**Material:**
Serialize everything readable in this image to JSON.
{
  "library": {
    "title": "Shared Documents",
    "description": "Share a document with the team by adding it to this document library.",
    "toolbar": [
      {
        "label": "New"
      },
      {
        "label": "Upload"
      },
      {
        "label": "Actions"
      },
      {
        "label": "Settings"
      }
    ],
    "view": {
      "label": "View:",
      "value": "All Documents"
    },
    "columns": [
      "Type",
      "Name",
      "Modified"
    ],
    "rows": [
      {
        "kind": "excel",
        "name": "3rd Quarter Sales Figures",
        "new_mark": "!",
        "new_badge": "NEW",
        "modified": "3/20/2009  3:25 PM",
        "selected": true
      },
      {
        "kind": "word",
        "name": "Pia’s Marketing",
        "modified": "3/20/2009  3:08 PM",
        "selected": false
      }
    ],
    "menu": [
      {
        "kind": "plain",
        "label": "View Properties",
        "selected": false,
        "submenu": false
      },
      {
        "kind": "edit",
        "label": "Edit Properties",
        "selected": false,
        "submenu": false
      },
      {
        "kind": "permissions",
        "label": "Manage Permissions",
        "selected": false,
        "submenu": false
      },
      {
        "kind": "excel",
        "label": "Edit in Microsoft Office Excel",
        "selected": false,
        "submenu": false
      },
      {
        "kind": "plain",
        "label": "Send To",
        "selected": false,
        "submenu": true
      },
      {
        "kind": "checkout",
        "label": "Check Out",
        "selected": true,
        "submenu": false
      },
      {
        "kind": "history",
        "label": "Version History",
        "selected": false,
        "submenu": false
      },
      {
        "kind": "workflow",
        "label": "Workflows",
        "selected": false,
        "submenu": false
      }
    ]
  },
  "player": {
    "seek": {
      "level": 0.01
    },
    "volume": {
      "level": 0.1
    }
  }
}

**Task instructions:** Quote each line of the listing above exactly.

**Response:**
Serialize everything readable in this image to JSON.
{
  "library": {
    "title": "Shared Documents",
    "description": "Share a document with the team by adding it to this document library.",
    "toolbar": [
      {
        "label": "New"
      },
      {
        "label": "Upload"
      },
      {
        "label": "Actions"
      },
      {
        "label": "Settings"
      }
    ],
    "view": {
      "label": "View:",
      "value": "All Documents"
    },
    "columns": [
      "Type",
      "Name",
      "Modified"
    ],
    "rows": [
      {
        "kind": "excel",
        "name": "3rd Quarter Sales Figures",
        "new_mark": "!",
        "new_badge": "NEW",
        "modified": "3/20/2009  3:25 PM",
        "selected": true
      },
      {
        "kind": "word",
        "name": "Pia’s Marketing",
        "modified": "3/20/2009  3:08 PM",
        "selected": false
      }
    ],
    "menu": [
      {
        "kind": "plain",
        "label": "View Properties",
        "selected": false,
        "submenu": false
      },
      {
        "kind": "edit",
        "label": "Edit Properties",
        "selected": false,
        "submenu": false
      },
      {
        "kind": "permissions",
        "label": "Manage Permissions",
        "selected": false,
        "submenu": false
      },
      {
        "kind": "excel",
        "label": "Edit in Microsoft Office Excel",
        "selected": false,
        "submenu": false
      },
      {
        "kind": "plain",
        "label": "Send To",
        "selected": false,
        "submenu": true
      },
      {
        "kind": "checkout",
        "label": "Check Out",
        "selected": true,
        "submenu": false
      },
      {
        "kind": "history",
        "label": "Version History",
        "selected": false,
        "submenu": false
      },
      {
        "kind": "workflow",
        "label": "Workflows",
        "selected": false,
        "submenu": false
      }
    ]
  },
  "player": {
    "seek": {
      "level": 0.01
    },
    "volume": {
      "level": 0.1
    }
  }
}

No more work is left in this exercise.